(Stored items)
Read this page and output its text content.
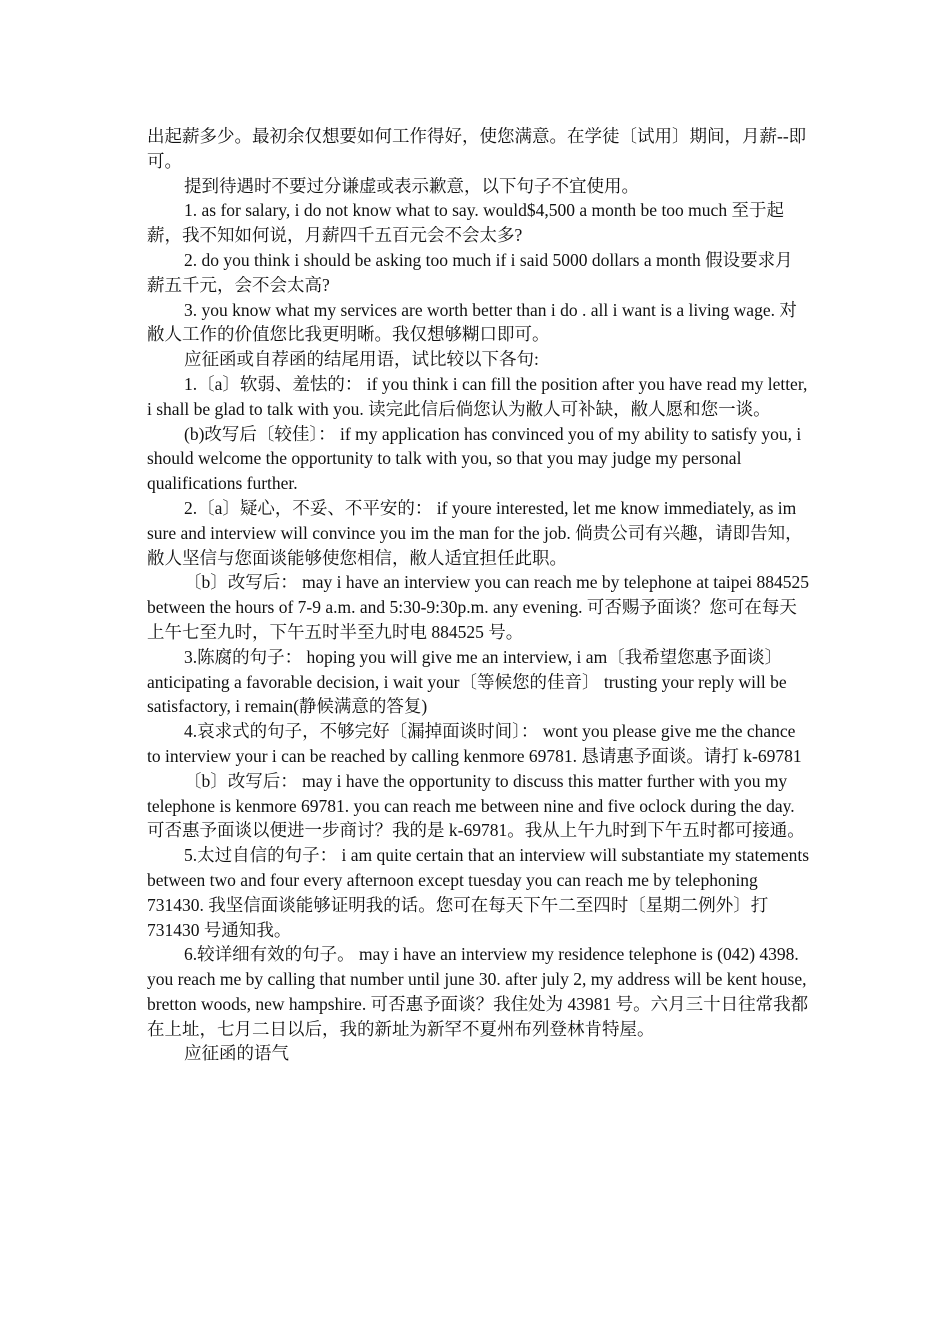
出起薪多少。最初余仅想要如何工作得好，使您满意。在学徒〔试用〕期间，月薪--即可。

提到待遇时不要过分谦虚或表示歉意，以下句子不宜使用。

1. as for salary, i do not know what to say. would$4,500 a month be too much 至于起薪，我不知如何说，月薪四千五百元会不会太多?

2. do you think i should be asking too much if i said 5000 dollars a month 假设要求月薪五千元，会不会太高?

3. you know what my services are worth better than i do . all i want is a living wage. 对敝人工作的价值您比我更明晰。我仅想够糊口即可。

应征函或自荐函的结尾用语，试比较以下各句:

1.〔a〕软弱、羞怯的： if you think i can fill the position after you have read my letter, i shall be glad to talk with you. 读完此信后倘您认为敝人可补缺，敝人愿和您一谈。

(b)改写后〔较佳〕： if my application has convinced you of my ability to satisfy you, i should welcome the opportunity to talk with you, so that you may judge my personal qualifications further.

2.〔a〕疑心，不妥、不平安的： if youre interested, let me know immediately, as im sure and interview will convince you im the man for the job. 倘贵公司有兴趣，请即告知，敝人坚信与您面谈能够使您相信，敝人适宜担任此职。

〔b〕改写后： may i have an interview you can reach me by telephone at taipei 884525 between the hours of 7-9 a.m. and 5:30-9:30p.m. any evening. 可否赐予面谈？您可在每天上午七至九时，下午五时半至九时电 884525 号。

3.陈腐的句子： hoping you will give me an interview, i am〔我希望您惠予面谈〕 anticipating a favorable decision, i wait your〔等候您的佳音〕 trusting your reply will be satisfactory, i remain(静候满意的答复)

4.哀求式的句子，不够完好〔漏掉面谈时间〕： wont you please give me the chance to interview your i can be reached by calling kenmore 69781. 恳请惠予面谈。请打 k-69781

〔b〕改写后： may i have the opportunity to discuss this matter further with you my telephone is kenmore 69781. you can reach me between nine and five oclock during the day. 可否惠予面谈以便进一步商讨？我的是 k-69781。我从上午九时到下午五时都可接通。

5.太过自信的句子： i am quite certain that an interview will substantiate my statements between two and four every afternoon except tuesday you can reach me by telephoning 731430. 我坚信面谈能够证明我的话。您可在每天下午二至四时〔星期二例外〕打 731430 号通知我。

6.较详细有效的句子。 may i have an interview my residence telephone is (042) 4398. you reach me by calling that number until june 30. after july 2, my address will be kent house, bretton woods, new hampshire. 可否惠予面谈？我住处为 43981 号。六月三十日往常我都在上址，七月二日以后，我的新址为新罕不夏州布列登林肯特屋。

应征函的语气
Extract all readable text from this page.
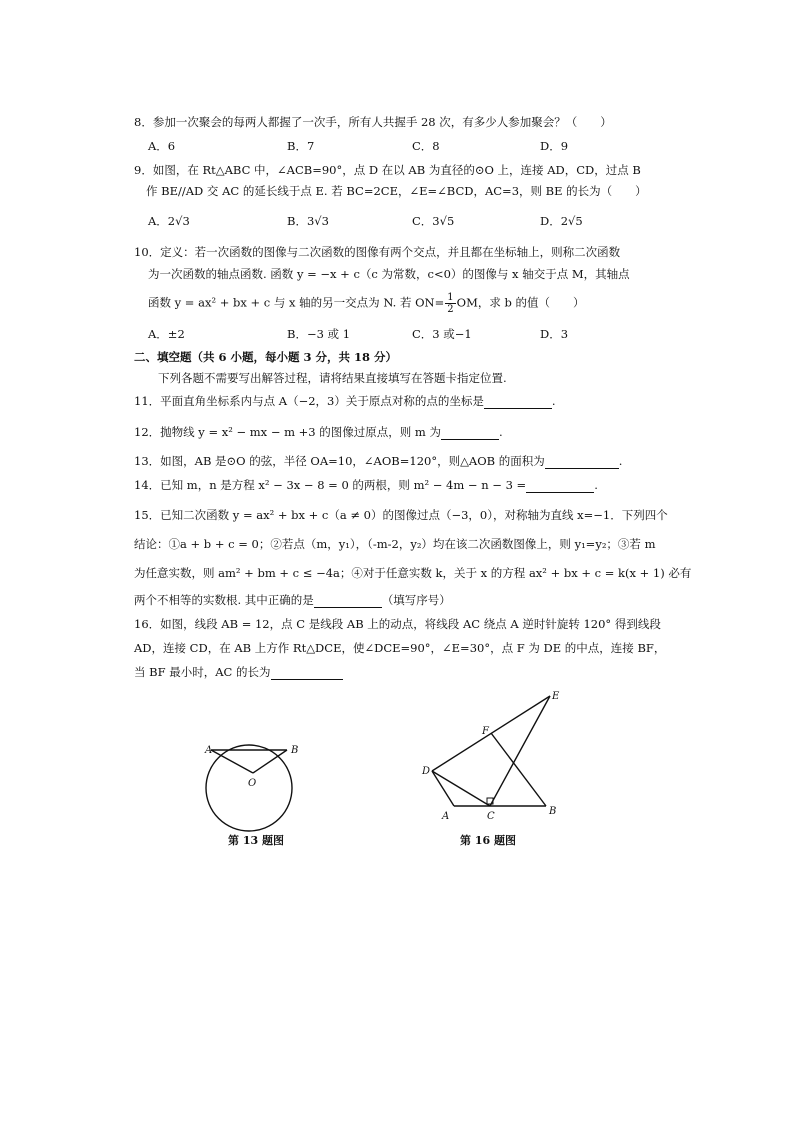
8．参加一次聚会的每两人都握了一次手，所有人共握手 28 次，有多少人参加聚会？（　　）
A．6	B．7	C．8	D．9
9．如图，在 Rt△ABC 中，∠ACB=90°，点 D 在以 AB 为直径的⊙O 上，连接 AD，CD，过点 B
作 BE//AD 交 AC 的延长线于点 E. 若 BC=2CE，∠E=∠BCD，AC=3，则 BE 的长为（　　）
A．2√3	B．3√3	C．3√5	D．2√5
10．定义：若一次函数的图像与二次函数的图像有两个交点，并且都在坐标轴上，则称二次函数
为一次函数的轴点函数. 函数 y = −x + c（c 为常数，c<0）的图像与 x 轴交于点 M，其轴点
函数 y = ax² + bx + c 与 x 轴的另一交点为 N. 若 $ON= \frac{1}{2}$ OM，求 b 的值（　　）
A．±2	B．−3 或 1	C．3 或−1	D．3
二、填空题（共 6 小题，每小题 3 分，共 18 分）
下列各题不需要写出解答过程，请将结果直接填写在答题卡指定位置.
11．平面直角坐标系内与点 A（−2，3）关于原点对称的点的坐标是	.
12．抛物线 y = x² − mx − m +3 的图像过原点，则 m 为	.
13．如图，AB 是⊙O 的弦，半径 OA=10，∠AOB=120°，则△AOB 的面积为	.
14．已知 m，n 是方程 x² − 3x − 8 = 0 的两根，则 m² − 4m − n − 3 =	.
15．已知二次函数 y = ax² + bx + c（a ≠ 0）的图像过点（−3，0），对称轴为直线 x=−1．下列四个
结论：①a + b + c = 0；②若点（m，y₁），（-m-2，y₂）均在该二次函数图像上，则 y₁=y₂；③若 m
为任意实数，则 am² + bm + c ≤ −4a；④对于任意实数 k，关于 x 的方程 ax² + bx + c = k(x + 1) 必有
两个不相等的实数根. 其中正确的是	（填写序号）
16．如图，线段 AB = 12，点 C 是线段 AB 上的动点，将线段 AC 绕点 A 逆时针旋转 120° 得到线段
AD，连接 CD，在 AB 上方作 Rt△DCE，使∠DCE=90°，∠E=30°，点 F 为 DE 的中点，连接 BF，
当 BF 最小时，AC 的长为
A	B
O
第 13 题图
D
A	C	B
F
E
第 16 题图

_Set problem_
From the listing above, find the number of lines with the word "that" in them. Answer with the number only.

_Answer below_
3